──────── Dataset rows

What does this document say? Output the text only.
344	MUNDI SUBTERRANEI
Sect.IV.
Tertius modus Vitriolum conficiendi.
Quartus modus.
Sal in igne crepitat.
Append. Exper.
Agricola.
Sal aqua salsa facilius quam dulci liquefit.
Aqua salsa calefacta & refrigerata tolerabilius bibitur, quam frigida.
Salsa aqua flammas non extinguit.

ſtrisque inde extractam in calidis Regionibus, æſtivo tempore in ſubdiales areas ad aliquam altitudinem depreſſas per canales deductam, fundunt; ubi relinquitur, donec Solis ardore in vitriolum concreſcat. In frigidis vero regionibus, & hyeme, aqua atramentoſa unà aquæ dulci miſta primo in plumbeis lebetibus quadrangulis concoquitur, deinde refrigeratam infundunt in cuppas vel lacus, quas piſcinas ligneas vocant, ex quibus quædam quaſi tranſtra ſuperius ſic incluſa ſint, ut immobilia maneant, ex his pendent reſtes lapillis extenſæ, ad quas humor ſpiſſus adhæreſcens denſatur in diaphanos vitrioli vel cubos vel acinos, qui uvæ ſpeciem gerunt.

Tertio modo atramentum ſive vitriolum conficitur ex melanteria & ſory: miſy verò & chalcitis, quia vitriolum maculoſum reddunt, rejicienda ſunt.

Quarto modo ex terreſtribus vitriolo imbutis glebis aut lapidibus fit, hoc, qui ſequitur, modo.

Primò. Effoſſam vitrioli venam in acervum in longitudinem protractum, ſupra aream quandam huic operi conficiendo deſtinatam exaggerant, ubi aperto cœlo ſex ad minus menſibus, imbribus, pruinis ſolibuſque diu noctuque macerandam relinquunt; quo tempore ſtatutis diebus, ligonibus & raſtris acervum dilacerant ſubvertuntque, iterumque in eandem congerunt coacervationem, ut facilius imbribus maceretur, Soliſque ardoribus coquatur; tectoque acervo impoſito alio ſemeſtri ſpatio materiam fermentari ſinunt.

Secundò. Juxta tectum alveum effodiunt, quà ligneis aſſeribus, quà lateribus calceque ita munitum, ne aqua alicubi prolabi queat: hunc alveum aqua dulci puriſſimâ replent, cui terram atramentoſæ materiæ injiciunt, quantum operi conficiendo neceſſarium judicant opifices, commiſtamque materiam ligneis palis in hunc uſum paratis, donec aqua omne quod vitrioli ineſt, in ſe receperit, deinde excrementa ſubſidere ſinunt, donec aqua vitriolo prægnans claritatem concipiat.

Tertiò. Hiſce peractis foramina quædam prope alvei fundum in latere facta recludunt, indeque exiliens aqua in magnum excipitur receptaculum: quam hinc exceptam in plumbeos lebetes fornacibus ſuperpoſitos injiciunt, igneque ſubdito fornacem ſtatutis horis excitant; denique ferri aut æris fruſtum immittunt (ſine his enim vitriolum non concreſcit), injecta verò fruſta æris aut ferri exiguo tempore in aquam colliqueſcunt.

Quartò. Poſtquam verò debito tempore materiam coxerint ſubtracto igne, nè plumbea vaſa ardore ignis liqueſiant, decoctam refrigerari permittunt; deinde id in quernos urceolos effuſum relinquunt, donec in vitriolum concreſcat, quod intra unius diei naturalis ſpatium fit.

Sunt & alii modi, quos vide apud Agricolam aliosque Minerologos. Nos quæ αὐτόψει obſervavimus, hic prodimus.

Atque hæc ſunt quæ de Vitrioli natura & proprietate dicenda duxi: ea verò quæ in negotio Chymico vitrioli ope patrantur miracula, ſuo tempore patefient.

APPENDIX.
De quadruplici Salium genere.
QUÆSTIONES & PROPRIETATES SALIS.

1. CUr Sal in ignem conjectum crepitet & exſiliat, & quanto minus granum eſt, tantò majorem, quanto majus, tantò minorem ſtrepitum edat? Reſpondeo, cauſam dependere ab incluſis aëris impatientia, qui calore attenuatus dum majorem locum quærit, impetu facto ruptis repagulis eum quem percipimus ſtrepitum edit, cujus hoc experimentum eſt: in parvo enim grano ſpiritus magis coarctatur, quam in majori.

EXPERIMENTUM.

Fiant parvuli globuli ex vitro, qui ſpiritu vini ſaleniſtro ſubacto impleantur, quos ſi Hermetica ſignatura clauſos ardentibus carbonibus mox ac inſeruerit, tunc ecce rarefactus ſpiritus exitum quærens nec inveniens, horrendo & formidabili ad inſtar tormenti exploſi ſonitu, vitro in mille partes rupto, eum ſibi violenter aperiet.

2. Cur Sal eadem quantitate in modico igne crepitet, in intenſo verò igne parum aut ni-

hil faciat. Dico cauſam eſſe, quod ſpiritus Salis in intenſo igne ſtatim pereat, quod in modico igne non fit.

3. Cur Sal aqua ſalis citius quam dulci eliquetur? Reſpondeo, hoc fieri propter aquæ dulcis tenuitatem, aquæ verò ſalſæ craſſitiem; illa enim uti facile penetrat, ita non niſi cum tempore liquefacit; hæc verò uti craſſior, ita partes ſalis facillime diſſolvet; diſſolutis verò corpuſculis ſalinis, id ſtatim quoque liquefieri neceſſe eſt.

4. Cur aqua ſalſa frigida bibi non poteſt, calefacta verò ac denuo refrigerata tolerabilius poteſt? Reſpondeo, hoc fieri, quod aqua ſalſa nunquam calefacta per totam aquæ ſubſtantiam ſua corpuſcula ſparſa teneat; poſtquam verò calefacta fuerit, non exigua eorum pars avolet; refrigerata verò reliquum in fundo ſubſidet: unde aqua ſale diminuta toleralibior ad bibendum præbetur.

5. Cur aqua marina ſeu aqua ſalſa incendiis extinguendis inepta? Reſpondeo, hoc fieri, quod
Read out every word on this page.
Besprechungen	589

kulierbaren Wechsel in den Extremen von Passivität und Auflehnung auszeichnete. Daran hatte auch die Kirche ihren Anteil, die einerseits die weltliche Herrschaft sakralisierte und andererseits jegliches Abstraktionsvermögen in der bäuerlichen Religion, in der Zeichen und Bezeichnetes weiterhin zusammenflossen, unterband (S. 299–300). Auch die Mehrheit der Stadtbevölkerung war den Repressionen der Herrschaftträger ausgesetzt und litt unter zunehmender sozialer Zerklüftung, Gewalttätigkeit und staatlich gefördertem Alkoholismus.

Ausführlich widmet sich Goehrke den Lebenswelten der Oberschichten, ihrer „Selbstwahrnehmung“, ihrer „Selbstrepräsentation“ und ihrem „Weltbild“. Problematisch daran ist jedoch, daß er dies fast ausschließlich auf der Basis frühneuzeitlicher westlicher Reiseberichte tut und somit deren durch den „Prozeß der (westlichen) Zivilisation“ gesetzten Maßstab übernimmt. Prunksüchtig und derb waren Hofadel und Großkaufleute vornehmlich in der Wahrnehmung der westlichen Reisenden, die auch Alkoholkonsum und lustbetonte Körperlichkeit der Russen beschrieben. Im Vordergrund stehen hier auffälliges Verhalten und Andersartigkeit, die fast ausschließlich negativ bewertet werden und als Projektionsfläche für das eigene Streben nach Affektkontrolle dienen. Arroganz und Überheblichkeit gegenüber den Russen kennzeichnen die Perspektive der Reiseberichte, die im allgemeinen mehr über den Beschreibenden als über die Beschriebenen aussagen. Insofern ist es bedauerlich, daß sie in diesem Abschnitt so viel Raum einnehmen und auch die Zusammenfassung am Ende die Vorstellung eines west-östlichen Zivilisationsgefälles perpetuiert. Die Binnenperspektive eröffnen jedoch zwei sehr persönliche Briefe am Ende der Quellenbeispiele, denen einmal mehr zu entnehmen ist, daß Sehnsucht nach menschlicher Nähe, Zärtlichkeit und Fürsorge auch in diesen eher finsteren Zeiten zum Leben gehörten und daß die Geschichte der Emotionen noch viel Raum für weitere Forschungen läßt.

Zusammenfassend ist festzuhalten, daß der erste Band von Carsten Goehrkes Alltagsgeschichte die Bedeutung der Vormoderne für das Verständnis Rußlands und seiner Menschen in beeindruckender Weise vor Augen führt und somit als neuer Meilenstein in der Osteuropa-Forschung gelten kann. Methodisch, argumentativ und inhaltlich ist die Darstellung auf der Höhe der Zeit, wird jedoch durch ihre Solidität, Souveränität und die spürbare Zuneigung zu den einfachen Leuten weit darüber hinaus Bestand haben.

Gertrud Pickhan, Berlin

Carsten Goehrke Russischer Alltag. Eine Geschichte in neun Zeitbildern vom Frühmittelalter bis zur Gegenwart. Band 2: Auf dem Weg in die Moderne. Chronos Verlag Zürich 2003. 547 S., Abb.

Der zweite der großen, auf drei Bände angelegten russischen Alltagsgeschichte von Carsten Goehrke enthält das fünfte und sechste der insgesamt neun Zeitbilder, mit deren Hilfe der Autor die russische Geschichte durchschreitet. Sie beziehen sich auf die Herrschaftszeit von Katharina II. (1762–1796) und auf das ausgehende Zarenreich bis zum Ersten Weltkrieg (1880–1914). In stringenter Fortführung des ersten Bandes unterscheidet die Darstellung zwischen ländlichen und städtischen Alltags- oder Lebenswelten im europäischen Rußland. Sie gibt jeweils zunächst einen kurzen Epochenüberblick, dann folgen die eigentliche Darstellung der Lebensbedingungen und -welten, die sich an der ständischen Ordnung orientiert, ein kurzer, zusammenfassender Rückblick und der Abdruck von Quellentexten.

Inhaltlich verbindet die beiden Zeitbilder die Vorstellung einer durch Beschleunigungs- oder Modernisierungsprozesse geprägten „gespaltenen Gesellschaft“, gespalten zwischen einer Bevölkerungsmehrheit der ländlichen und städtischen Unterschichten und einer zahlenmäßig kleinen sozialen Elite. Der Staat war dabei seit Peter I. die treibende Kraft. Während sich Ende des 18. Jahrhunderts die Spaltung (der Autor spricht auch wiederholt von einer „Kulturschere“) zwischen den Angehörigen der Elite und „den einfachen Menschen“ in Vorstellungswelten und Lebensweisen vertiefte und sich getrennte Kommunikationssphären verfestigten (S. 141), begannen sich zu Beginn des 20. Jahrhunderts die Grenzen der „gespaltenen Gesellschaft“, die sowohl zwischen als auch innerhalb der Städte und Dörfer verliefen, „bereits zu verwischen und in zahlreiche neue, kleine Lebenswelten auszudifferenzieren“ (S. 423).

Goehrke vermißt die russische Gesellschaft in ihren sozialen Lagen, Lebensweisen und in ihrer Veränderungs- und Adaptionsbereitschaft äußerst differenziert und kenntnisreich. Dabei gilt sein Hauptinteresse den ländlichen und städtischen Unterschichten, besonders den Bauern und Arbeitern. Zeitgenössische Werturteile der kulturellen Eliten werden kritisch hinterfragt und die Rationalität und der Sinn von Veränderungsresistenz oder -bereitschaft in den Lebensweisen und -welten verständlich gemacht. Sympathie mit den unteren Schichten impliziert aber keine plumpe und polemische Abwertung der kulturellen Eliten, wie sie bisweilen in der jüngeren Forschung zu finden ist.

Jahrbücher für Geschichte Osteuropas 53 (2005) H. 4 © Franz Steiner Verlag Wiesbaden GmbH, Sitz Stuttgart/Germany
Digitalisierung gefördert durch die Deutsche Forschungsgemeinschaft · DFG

────────────────

Instructions for the task » Copy every line of the listing where the word "fieri" appears.

Full answer »
3. Cur Sal aqua ſalis citius quam dulci eliquetur? Reſpondeo, hoc fieri propter aquæ dulcis tenuitatem, aquæ verò ſalſæ craſſitiem; illa enim uti facile penetrat, ita non niſi cum tempore liquefacit; hæc verò uti craſſior, ita partes ſalis facillime diſſolvet; diſſolutis verò corpuſculis ſalinis, id ſtatim quoque liquefieri neceſſe eſt.
4. Cur aqua ſalſa frigida bibi non poteſt, calefacta verò ac denuo refrigerata tolerabilius poteſt? Reſpondeo, hoc fieri, quod aqua ſalſa nunquam calefacta per totam aquæ ſubſtantiam ſua corpuſcula ſparſa teneat; poſtquam verò calefacta fuerit, non exigua eorum pars avolet; refrigerata verò reliquum in fundo ſubſidet: unde aqua ſale diminuta toleralibior ad bibendum præbetur.
5. Cur aqua marina ſeu aqua ſalſa incendiis extinguendis inepta? Reſpondeo, hoc fieri, quod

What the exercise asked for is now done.